Extracted material ::
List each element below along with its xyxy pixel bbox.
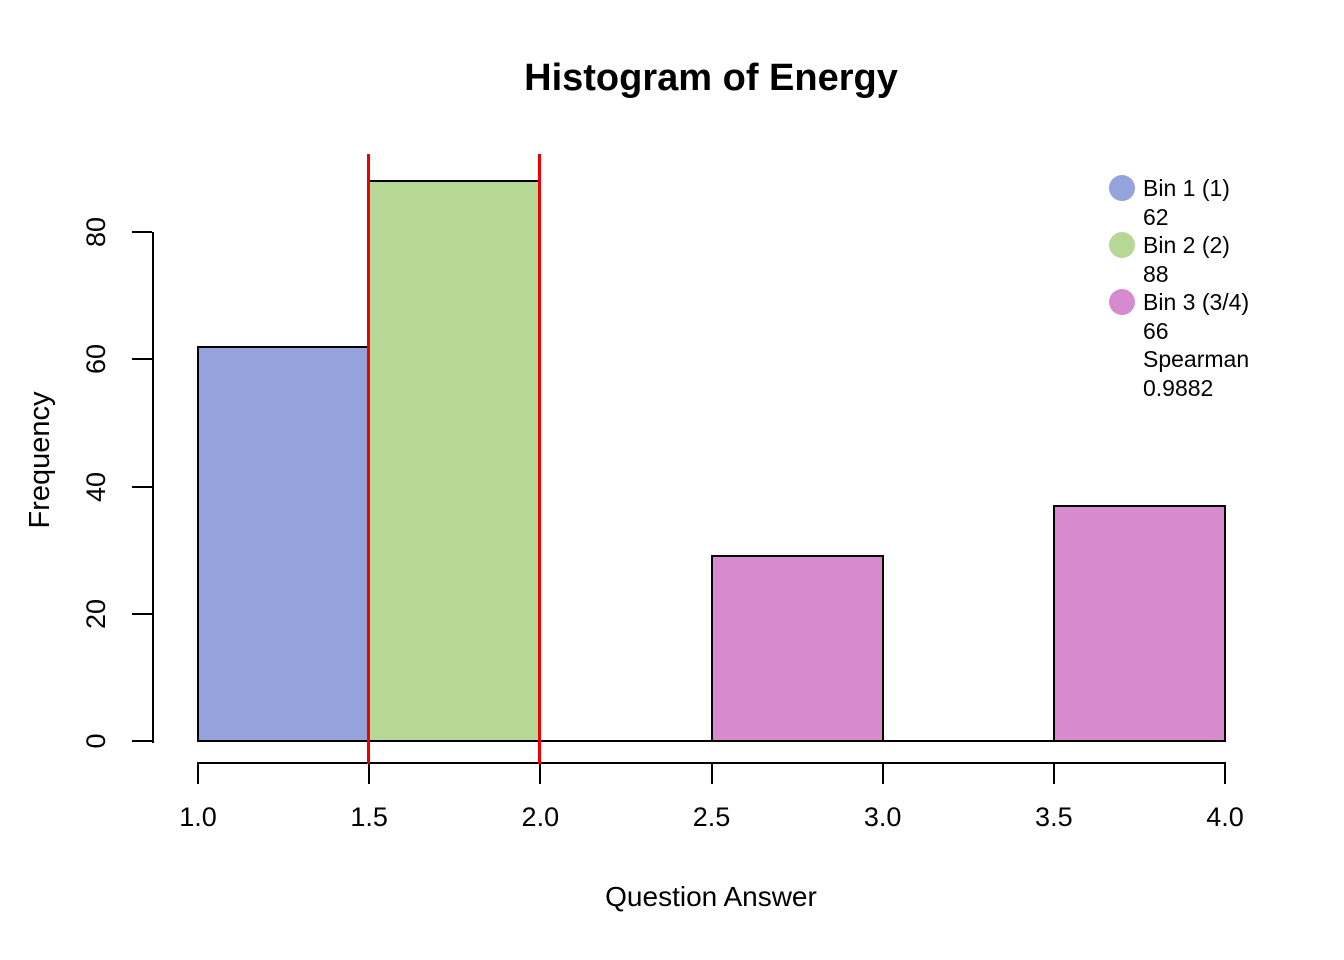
y-tick-label: 0 <box>81 733 111 749</box>
reference-line <box>538 154 542 764</box>
legend-entry-lines: Bin 1 (1) 62 <box>1143 174 1230 231</box>
y-axis-line <box>152 232 154 743</box>
y-tick-label: 20 <box>81 598 111 629</box>
y-axis-tick <box>132 231 152 233</box>
x-tick-label: 3.0 <box>863 802 902 832</box>
histogram-bar <box>368 180 542 742</box>
legend-line: Bin 1 (1) <box>1143 175 1230 201</box>
x-axis-tick <box>881 764 884 784</box>
x-axis-tick <box>710 764 713 784</box>
x-axis-tick <box>368 764 371 784</box>
x-axis-tick <box>539 764 542 784</box>
histogram-bar <box>1052 504 1226 742</box>
y-axis-tick <box>132 358 152 361</box>
legend: Bin 1 (1) 62 Bin 2 (2) 88 Bin 3 (3/4) 66 Spear… <box>1109 174 1249 402</box>
legend-line: Bin 3 (3/4) <box>1143 289 1250 315</box>
x-tick-label: 4.0 <box>1206 802 1244 832</box>
legend-swatch-circle-icon <box>1109 289 1135 315</box>
x-tick-label: 3.5 <box>1035 802 1073 832</box>
y-axis-tick <box>132 485 152 488</box>
legend-line: 88 <box>1143 260 1169 287</box>
y-axis-tick <box>132 612 152 615</box>
legend-entry-lines: Bin 2 (2) 88 <box>1143 231 1230 288</box>
legend-line: 62 <box>1143 203 1169 230</box>
chart-title: Histogram of Energy <box>524 57 898 99</box>
legend-entry: Bin 2 (2) 88 <box>1109 231 1249 288</box>
x-tick-label: 2.5 <box>692 802 731 832</box>
reference-line <box>367 154 371 764</box>
x-axis-tick <box>1052 764 1055 784</box>
x-axis-tick <box>197 764 199 784</box>
x-axis-title: Question Answer <box>605 881 817 912</box>
legend-entry: Bin 3 (3/4) 66 Spearman 0.9882 <box>1109 288 1249 402</box>
x-tick-label: 1.5 <box>350 802 388 832</box>
legend-swatch-circle-icon <box>1109 232 1135 258</box>
legend-line: 66 <box>1143 317 1169 344</box>
y-tick-label: 60 <box>81 344 111 375</box>
y-tick-label: 40 <box>81 471 111 502</box>
x-axis-tick <box>1224 764 1226 784</box>
legend-line: 0.9882 <box>1143 374 1214 401</box>
y-axis-tick <box>132 740 152 742</box>
x-tick-label: 1.0 <box>179 802 217 832</box>
x-tick-label: 2.0 <box>521 802 560 832</box>
y-axis-title: Frequency <box>24 391 56 529</box>
legend-line: Bin 2 (2) <box>1143 232 1230 258</box>
histogram-bar <box>197 345 371 742</box>
x-axis-line <box>197 762 1226 764</box>
legend-swatch-circle-icon <box>1109 175 1135 201</box>
y-tick-label: 80 <box>81 216 111 248</box>
legend-line: Spearman <box>1143 346 1250 372</box>
legend-entry: Bin 1 (1) 62 <box>1109 174 1249 231</box>
legend-entry-lines: Bin 3 (3/4) 66 Spearman 0.9882 <box>1143 288 1249 402</box>
histogram-bar <box>710 555 884 742</box>
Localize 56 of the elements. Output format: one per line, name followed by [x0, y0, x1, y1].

Work to complete ::
Copy all of the rows above word for word, leaving out the picture.

Complete answer ::
List each element below along with its xyxy pixel bbox.
y-tick-label: 0 <box>81 733 111 749</box>
reference-line <box>538 154 542 764</box>
legend-entry-lines: Bin 1 (1) 62 <box>1143 174 1230 231</box>
y-axis-line <box>152 232 154 743</box>
y-tick-label: 20 <box>81 598 111 629</box>
y-axis-tick <box>132 231 152 233</box>
x-tick-label: 3.0 <box>863 802 902 832</box>
histogram-bar <box>368 180 542 742</box>
legend-line: Bin 1 (1) <box>1143 175 1230 201</box>
x-axis-tick <box>881 764 884 784</box>
x-axis-tick <box>710 764 713 784</box>
x-axis-tick <box>368 764 371 784</box>
x-axis-tick <box>539 764 542 784</box>
histogram-bar <box>1052 504 1226 742</box>
y-axis-tick <box>132 358 152 361</box>
legend: Bin 1 (1) 62 Bin 2 (2) 88 Bin 3 (3/4) 66 Spear… <box>1109 174 1249 402</box>
legend-line: Bin 3 (3/4) <box>1143 289 1250 315</box>
x-tick-label: 4.0 <box>1206 802 1244 832</box>
legend-swatch-circle-icon <box>1109 289 1135 315</box>
x-tick-label: 3.5 <box>1035 802 1073 832</box>
y-axis-tick <box>132 485 152 488</box>
legend-line: 88 <box>1143 260 1169 287</box>
y-axis-tick <box>132 612 152 615</box>
legend-entry-lines: Bin 2 (2) 88 <box>1143 231 1230 288</box>
legend-line: 62 <box>1143 203 1169 230</box>
chart-title: Histogram of Energy <box>524 57 898 99</box>
legend-entry: Bin 2 (2) 88 <box>1109 231 1249 288</box>
x-tick-label: 2.5 <box>692 802 731 832</box>
reference-line <box>367 154 371 764</box>
x-axis-tick <box>1052 764 1055 784</box>
x-axis-tick <box>197 764 199 784</box>
x-axis-title: Question Answer <box>605 881 817 912</box>
legend-entry: Bin 3 (3/4) 66 Spearman 0.9882 <box>1109 288 1249 402</box>
x-tick-label: 1.5 <box>350 802 388 832</box>
legend-swatch-circle-icon <box>1109 232 1135 258</box>
legend-line: 66 <box>1143 317 1169 344</box>
y-tick-label: 60 <box>81 344 111 375</box>
y-tick-label: 40 <box>81 471 111 502</box>
x-axis-tick <box>1224 764 1226 784</box>
legend-line: 0.9882 <box>1143 374 1214 401</box>
y-axis-tick <box>132 740 152 742</box>
x-tick-label: 1.0 <box>179 802 217 832</box>
x-tick-label: 2.0 <box>521 802 560 832</box>
y-axis-title: Frequency <box>24 391 56 529</box>
legend-line: Bin 2 (2) <box>1143 232 1230 258</box>
histogram-bar <box>197 345 371 742</box>
x-axis-line <box>197 762 1226 764</box>
legend-swatch-circle-icon <box>1109 175 1135 201</box>
y-tick-label: 80 <box>81 216 111 248</box>
legend-line: Spearman <box>1143 346 1250 372</box>
legend-entry: Bin 1 (1) 62 <box>1109 174 1249 231</box>
legend-entry-lines: Bin 3 (3/4) 66 Spearman 0.9882 <box>1143 288 1249 402</box>
histogram-bar <box>710 555 884 742</box>
Localize 56 of the elements. Output format: one per line, name followed by [x0, y0, x1, y1].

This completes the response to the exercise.